* start Available data *

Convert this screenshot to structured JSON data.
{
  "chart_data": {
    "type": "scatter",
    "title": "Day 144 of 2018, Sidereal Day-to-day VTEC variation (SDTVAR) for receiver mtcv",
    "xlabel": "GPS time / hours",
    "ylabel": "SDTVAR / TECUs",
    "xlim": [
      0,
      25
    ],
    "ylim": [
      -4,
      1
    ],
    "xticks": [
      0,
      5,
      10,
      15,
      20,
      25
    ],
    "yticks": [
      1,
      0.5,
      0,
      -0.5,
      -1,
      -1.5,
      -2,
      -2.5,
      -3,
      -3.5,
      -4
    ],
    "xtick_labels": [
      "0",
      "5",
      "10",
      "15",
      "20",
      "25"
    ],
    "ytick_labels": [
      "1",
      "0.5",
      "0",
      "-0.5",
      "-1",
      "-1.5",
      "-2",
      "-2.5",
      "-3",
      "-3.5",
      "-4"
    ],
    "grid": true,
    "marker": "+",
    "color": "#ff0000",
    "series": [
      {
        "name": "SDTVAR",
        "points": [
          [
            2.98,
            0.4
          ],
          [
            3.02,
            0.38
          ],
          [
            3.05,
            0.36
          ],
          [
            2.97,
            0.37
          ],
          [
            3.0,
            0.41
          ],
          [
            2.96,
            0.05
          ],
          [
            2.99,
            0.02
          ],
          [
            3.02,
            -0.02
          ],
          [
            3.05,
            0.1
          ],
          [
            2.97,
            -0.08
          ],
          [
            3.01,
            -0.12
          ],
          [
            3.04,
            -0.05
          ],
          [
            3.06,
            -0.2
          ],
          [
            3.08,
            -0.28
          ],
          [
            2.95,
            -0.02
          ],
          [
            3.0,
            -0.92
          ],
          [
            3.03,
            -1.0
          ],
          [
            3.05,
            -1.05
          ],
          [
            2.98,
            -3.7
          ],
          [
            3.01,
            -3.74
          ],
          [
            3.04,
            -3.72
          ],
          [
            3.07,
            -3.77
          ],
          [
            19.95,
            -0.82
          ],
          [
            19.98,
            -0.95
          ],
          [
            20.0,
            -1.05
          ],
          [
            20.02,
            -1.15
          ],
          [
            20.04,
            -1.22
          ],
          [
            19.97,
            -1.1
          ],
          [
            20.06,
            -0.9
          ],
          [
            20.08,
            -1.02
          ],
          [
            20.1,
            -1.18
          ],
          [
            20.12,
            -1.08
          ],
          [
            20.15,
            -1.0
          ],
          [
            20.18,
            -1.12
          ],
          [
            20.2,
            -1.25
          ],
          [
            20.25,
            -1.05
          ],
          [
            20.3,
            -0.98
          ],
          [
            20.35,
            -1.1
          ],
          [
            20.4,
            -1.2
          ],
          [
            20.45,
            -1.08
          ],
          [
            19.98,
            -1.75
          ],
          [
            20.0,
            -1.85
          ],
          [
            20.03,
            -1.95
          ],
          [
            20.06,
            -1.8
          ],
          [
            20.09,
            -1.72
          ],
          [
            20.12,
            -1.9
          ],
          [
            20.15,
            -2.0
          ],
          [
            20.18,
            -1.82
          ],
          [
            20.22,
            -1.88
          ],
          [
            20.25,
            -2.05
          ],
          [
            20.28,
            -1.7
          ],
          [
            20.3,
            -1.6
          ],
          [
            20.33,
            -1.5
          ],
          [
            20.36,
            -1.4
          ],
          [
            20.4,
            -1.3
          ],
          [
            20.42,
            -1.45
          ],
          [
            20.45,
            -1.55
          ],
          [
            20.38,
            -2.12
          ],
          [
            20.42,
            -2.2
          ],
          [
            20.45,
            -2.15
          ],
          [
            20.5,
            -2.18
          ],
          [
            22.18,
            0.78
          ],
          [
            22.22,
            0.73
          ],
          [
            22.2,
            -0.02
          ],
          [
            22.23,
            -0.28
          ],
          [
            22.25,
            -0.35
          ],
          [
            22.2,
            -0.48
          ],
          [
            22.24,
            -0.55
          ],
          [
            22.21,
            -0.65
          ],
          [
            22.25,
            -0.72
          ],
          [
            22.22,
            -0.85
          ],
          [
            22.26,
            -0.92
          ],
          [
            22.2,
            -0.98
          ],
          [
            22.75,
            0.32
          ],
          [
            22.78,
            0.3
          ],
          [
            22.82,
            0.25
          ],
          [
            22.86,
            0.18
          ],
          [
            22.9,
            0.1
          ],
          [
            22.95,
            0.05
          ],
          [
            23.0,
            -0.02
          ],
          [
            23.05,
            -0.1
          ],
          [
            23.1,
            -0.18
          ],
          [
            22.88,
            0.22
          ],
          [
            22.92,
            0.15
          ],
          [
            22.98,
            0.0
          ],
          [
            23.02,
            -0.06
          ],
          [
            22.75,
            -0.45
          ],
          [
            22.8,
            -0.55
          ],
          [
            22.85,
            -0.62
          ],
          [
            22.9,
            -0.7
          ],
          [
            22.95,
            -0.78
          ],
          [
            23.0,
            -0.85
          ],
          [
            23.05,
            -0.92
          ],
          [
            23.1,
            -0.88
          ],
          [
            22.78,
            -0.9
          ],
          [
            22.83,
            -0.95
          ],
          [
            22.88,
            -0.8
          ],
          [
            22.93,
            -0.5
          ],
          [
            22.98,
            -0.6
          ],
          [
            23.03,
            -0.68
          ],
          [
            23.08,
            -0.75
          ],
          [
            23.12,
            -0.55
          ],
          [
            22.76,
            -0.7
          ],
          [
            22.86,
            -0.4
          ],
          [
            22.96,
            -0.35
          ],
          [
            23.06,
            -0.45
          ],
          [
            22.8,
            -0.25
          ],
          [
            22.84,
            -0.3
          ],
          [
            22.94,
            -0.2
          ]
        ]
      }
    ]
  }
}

* end Available data *

## Requirement
Select every line where the word "SDTVAR" occurs.

## Written solution
    "title": "Day 144 of 2018, Sidereal Day-to-day VTEC variation (SDTVAR) for receiver mtcv",
    "ylabel": "SDTVAR / TECUs",
        "name": "SDTVAR",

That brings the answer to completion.